— start —

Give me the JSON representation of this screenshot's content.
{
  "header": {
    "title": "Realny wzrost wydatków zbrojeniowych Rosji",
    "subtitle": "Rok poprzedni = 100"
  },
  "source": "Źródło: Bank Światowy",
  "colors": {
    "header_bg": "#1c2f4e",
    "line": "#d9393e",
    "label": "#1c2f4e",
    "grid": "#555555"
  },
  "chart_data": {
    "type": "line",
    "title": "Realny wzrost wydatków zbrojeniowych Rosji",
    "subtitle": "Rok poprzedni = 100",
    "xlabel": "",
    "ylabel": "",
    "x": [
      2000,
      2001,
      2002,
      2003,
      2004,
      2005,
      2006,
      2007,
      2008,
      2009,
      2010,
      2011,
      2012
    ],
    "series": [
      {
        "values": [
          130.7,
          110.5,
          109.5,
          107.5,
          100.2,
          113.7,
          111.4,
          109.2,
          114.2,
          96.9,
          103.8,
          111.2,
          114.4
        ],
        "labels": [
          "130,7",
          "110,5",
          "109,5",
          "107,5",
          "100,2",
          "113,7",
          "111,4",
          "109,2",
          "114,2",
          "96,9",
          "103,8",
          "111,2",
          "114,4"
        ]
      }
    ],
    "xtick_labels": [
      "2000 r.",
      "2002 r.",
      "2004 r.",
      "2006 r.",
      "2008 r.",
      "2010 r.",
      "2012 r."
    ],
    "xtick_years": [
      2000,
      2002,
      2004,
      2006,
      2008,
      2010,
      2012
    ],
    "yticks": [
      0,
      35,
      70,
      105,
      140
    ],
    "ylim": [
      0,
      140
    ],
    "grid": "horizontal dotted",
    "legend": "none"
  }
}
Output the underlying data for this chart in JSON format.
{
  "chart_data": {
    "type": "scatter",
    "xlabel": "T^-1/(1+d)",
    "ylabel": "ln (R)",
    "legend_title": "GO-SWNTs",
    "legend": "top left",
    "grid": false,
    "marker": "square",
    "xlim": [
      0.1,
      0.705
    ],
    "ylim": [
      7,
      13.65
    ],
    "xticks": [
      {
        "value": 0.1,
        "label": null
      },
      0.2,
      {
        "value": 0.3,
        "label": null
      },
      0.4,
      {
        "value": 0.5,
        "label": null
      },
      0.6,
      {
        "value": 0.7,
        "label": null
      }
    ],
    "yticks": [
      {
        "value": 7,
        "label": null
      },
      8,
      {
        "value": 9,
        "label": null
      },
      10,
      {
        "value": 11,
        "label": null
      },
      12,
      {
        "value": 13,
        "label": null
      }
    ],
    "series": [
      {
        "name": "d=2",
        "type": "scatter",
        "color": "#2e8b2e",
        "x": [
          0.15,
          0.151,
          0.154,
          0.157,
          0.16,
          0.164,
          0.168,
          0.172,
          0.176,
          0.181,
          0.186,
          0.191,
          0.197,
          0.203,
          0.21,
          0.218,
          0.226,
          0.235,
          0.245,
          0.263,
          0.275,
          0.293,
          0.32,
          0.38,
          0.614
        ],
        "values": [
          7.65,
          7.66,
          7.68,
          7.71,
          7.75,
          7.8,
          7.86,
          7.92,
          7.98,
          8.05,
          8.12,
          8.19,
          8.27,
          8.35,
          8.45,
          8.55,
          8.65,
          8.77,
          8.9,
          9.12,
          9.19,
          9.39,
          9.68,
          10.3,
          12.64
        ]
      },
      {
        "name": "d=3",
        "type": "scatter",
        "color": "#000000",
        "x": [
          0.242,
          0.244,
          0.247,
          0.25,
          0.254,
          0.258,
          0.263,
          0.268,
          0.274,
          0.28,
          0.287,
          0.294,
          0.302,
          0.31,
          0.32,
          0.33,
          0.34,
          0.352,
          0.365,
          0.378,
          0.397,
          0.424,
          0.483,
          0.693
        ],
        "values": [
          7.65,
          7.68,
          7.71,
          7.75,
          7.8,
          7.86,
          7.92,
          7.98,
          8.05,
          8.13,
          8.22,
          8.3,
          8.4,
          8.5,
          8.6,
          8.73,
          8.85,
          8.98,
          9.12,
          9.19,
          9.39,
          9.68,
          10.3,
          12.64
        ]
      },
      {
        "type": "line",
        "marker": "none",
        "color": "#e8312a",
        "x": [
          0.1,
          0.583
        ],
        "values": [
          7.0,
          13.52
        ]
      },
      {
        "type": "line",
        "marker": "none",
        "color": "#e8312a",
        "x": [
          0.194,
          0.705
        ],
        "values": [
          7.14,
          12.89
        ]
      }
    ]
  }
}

— end —

- Given problem
Where does the word "this" appear in the listing? List each line that holds it.

- Complete response
Give me the JSON representation of this screenshot's content.
Output the underlying data for this chart in JSON format.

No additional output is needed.